--- START PROVIDED RECORDS ---
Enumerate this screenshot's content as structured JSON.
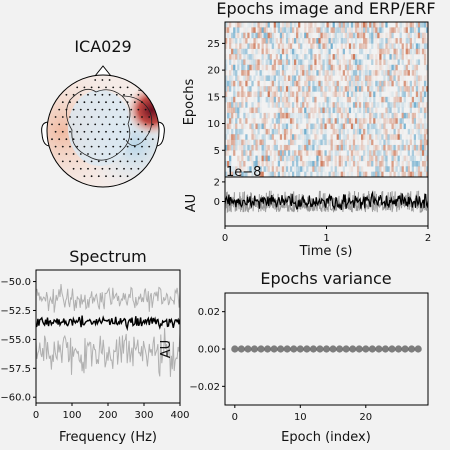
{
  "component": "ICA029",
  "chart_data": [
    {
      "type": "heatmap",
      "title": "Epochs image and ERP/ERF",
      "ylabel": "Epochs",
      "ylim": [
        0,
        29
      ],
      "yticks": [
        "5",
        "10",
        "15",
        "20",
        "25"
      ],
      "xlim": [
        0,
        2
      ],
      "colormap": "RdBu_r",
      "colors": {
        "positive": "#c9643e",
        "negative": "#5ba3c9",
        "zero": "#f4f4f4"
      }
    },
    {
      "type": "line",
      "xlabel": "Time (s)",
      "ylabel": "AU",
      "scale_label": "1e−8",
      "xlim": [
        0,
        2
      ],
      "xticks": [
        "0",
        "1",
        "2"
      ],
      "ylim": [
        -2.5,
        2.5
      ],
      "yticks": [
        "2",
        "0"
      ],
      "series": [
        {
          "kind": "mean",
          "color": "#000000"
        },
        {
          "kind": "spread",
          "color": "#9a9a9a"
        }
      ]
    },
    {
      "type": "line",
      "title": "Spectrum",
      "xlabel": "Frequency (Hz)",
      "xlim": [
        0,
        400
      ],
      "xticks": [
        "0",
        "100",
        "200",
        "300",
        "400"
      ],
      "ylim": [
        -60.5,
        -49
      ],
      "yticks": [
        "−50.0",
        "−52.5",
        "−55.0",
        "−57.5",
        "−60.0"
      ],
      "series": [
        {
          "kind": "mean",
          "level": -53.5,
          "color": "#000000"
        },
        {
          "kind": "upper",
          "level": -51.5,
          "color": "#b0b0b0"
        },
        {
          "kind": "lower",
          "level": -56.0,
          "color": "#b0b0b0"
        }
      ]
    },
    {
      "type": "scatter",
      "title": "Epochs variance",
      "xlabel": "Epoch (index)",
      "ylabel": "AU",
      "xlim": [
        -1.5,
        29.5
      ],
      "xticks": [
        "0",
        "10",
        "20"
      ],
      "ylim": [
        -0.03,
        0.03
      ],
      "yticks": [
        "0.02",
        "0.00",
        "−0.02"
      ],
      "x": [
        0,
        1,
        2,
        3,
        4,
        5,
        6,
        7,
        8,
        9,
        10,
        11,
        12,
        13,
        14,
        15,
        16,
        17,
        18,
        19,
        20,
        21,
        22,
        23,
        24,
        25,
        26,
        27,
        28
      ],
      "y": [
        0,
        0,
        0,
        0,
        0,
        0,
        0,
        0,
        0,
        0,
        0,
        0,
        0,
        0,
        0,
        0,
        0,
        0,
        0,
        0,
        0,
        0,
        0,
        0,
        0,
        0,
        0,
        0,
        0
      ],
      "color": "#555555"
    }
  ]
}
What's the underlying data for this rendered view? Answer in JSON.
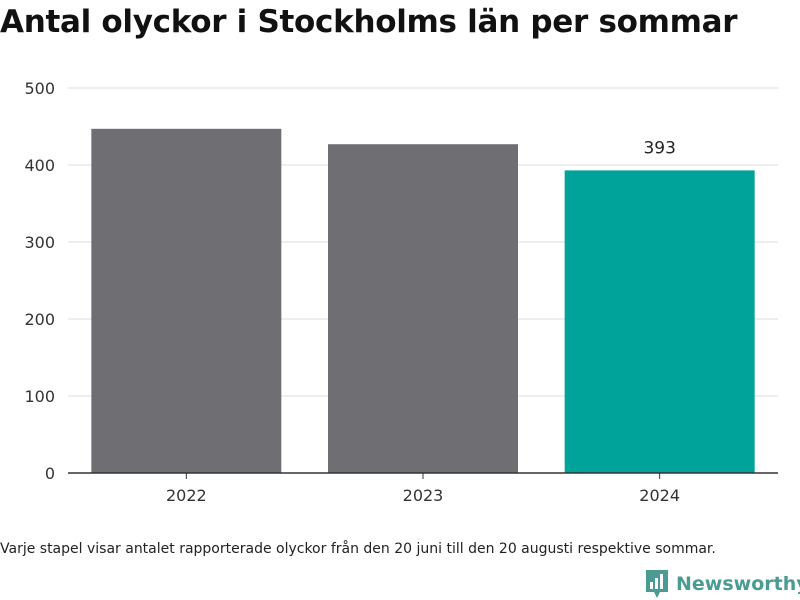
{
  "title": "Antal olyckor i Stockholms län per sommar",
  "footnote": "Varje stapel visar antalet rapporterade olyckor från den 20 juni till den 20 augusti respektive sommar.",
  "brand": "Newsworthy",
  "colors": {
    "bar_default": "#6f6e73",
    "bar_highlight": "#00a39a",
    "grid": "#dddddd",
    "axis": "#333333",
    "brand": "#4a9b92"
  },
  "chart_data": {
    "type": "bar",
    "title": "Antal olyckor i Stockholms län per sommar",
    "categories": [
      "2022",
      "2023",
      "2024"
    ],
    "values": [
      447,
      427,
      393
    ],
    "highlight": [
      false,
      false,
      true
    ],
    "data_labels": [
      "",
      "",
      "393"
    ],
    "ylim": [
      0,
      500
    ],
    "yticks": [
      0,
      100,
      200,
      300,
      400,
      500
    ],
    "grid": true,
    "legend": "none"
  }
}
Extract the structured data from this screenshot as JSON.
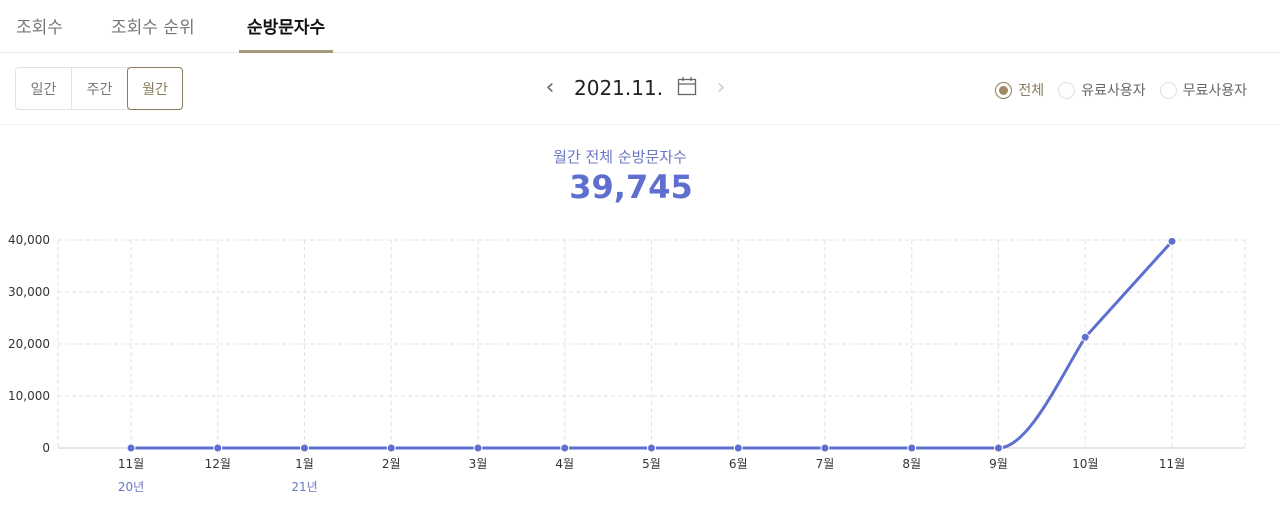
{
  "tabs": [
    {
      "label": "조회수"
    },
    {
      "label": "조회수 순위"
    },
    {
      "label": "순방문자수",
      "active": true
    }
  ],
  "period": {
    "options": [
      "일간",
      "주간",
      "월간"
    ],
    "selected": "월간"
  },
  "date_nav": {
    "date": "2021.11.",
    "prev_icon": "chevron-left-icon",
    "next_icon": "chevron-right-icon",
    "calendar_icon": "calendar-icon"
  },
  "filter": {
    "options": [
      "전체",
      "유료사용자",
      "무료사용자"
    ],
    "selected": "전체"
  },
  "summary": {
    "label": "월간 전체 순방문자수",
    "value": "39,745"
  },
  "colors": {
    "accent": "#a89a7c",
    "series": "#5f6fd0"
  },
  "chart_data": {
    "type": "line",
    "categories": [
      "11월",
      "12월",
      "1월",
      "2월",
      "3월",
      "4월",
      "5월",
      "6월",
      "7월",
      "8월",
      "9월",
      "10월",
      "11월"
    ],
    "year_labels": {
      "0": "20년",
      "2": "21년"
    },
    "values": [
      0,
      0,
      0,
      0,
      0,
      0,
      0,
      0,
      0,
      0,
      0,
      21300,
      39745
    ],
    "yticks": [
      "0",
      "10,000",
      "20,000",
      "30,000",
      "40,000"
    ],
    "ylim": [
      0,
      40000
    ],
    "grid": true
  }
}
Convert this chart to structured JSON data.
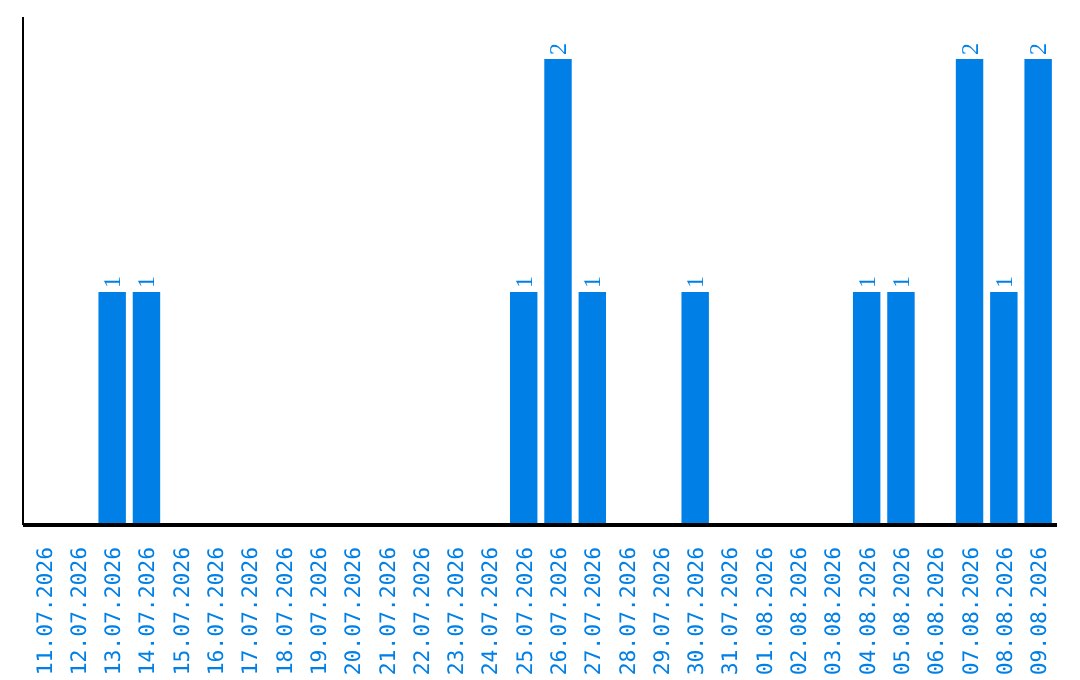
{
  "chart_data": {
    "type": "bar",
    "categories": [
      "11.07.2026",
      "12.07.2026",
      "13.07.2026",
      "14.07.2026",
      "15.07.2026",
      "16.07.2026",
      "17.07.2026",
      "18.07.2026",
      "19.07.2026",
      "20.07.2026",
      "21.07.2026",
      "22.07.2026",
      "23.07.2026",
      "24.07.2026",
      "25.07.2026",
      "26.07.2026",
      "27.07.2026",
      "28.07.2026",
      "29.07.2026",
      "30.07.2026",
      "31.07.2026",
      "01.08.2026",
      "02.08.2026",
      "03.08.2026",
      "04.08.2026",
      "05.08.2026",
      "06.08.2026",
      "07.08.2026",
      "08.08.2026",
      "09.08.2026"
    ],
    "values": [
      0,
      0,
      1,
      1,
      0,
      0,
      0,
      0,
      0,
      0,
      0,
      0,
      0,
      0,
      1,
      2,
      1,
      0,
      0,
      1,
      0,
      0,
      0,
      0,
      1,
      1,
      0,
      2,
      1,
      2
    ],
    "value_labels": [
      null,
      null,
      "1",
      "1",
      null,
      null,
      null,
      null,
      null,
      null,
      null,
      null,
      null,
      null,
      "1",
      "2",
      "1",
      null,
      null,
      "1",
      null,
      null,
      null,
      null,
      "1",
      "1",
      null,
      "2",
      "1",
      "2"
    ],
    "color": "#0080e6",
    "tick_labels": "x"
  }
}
--- END PROVIDED RECORDS ---
Reproduce the full listing faithfully, but do not carry over any pictures.

Enumerate this screenshot's content as structured JSON.
{
  "component": "ICA029",
  "chart_data": [
    {
      "type": "heatmap",
      "title": "Epochs image and ERP/ERF",
      "ylabel": "Epochs",
      "ylim": [
        0,
        29
      ],
      "yticks": [
        "5",
        "10",
        "15",
        "20",
        "25"
      ],
      "xlim": [
        0,
        2
      ],
      "colormap": "RdBu_r",
      "colors": {
        "positive": "#c9643e",
        "negative": "#5ba3c9",
        "zero": "#f4f4f4"
      }
    },
    {
      "type": "line",
      "xlabel": "Time (s)",
      "ylabel": "AU",
      "scale_label": "1e−8",
      "xlim": [
        0,
        2
      ],
      "xticks": [
        "0",
        "1",
        "2"
      ],
      "ylim": [
        -2.5,
        2.5
      ],
      "yticks": [
        "2",
        "0"
      ],
      "series": [
        {
          "kind": "mean",
          "color": "#000000"
        },
        {
          "kind": "spread",
          "color": "#9a9a9a"
        }
      ]
    },
    {
      "type": "line",
      "title": "Spectrum",
      "xlabel": "Frequency (Hz)",
      "xlim": [
        0,
        400
      ],
      "xticks": [
        "0",
        "100",
        "200",
        "300",
        "400"
      ],
      "ylim": [
        -60.5,
        -49
      ],
      "yticks": [
        "−50.0",
        "−52.5",
        "−55.0",
        "−57.5",
        "−60.0"
      ],
      "series": [
        {
          "kind": "mean",
          "level": -53.5,
          "color": "#000000"
        },
        {
          "kind": "upper",
          "level": -51.5,
          "color": "#b0b0b0"
        },
        {
          "kind": "lower",
          "level": -56.0,
          "color": "#b0b0b0"
        }
      ]
    },
    {
      "type": "scatter",
      "title": "Epochs variance",
      "xlabel": "Epoch (index)",
      "ylabel": "AU",
      "xlim": [
        -1.5,
        29.5
      ],
      "xticks": [
        "0",
        "10",
        "20"
      ],
      "ylim": [
        -0.03,
        0.03
      ],
      "yticks": [
        "0.02",
        "0.00",
        "−0.02"
      ],
      "x": [
        0,
        1,
        2,
        3,
        4,
        5,
        6,
        7,
        8,
        9,
        10,
        11,
        12,
        13,
        14,
        15,
        16,
        17,
        18,
        19,
        20,
        21,
        22,
        23,
        24,
        25,
        26,
        27,
        28
      ],
      "y": [
        0,
        0,
        0,
        0,
        0,
        0,
        0,
        0,
        0,
        0,
        0,
        0,
        0,
        0,
        0,
        0,
        0,
        0,
        0,
        0,
        0,
        0,
        0,
        0,
        0,
        0,
        0,
        0,
        0
      ],
      "color": "#555555"
    }
  ]
}
What's the underlying data for this rendered view? Answer in JSON.
{
  "title": "Antal olyckor i Stockholms län per sommar",
  "footnote": "Varje stapel visar antalet rapporterade olyckor från den 20 juni till den 20 augusti respektive sommar.",
  "brand": "Newsworthy",
  "colors": {
    "bar_default": "#6f6e73",
    "bar_highlight": "#00a39a",
    "grid": "#dddddd",
    "axis": "#333333",
    "brand": "#4a9b92"
  },
  "chart_data": {
    "type": "bar",
    "title": "Antal olyckor i Stockholms län per sommar",
    "categories": [
      "2022",
      "2023",
      "2024"
    ],
    "values": [
      447,
      427,
      393
    ],
    "highlight": [
      false,
      false,
      true
    ],
    "data_labels": [
      "",
      "",
      "393"
    ],
    "ylim": [
      0,
      500
    ],
    "yticks": [
      0,
      100,
      200,
      300,
      400,
      500
    ],
    "grid": true,
    "legend": "none"
  }
}
Extract the structured data from this screenshot as JSON.
{
  "tabs": [
    {
      "label": "조회수"
    },
    {
      "label": "조회수 순위"
    },
    {
      "label": "순방문자수",
      "active": true
    }
  ],
  "period": {
    "options": [
      "일간",
      "주간",
      "월간"
    ],
    "selected": "월간"
  },
  "date_nav": {
    "date": "2021.11.",
    "prev_icon": "chevron-left-icon",
    "next_icon": "chevron-right-icon",
    "calendar_icon": "calendar-icon"
  },
  "filter": {
    "options": [
      "전체",
      "유료사용자",
      "무료사용자"
    ],
    "selected": "전체"
  },
  "summary": {
    "label": "월간 전체 순방문자수",
    "value": "39,745"
  },
  "colors": {
    "accent": "#a89a7c",
    "series": "#5f6fd0"
  },
  "chart_data": {
    "type": "line",
    "categories": [
      "11월",
      "12월",
      "1월",
      "2월",
      "3월",
      "4월",
      "5월",
      "6월",
      "7월",
      "8월",
      "9월",
      "10월",
      "11월"
    ],
    "year_labels": {
      "0": "20년",
      "2": "21년"
    },
    "values": [
      0,
      0,
      0,
      0,
      0,
      0,
      0,
      0,
      0,
      0,
      0,
      21300,
      39745
    ],
    "yticks": [
      "0",
      "10,000",
      "20,000",
      "30,000",
      "40,000"
    ],
    "ylim": [
      0,
      40000
    ],
    "grid": true
  }
}
Convert this chart to structured JSON data.
{
  "chart_data": {
    "type": "bar",
    "categories": [
      "11.07.2026",
      "12.07.2026",
      "13.07.2026",
      "14.07.2026",
      "15.07.2026",
      "16.07.2026",
      "17.07.2026",
      "18.07.2026",
      "19.07.2026",
      "20.07.2026",
      "21.07.2026",
      "22.07.2026",
      "23.07.2026",
      "24.07.2026",
      "25.07.2026",
      "26.07.2026",
      "27.07.2026",
      "28.07.2026",
      "29.07.2026",
      "30.07.2026",
      "31.07.2026",
      "01.08.2026",
      "02.08.2026",
      "03.08.2026",
      "04.08.2026",
      "05.08.2026",
      "06.08.2026",
      "07.08.2026",
      "08.08.2026",
      "09.08.2026"
    ],
    "values": [
      0,
      0,
      1,
      1,
      0,
      0,
      0,
      0,
      0,
      0,
      0,
      0,
      0,
      0,
      1,
      2,
      1,
      0,
      0,
      1,
      0,
      0,
      0,
      0,
      1,
      1,
      0,
      2,
      1,
      2
    ],
    "value_labels": [
      null,
      null,
      "1",
      "1",
      null,
      null,
      null,
      null,
      null,
      null,
      null,
      null,
      null,
      null,
      "1",
      "2",
      "1",
      null,
      null,
      "1",
      null,
      null,
      null,
      null,
      "1",
      "1",
      null,
      "2",
      "1",
      "2"
    ],
    "color": "#0080e6",
    "tick_labels": "x"
  }
}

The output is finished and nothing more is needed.